(Data entries for graphics)
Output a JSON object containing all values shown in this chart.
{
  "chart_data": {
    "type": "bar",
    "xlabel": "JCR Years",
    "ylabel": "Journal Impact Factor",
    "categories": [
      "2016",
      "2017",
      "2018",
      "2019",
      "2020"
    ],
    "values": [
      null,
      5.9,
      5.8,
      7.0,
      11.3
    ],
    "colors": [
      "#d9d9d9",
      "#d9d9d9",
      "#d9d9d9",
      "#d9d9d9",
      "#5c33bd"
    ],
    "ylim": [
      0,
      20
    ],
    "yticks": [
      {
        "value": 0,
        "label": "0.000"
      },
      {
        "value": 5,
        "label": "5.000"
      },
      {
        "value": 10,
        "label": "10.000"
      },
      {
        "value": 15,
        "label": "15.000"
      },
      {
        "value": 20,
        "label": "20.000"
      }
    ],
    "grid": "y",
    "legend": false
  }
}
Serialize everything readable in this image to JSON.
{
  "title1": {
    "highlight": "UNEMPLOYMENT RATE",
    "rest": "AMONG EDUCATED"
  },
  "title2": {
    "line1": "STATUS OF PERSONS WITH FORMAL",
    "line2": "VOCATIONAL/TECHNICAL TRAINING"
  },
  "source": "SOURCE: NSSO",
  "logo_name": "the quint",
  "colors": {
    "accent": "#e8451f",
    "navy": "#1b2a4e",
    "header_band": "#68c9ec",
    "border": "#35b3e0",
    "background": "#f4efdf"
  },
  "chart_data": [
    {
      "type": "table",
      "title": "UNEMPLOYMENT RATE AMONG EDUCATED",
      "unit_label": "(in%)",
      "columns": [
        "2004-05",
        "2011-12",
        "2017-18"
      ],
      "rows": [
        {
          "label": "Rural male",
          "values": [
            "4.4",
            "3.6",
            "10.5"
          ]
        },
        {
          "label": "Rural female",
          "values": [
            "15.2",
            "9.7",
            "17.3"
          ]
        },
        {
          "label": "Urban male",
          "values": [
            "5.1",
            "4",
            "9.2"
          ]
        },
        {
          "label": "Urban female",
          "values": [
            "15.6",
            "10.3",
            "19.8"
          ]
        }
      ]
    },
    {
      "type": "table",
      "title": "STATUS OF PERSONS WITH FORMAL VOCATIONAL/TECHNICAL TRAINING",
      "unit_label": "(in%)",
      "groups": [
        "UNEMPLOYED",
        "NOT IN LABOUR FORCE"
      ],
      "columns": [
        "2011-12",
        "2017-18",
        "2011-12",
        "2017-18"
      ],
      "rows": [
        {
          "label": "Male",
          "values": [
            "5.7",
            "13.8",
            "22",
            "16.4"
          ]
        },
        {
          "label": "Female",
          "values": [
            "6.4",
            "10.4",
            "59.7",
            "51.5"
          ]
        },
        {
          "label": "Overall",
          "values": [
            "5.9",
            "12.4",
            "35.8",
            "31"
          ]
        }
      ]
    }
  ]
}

CHALLENGE:
Using the records above, find and show each line with the string "AMONG".

COMPLETE RESPONSE:
    "rest": "AMONG EDUCATED"
      "title": "UNEMPLOYMENT RATE AMONG EDUCATED",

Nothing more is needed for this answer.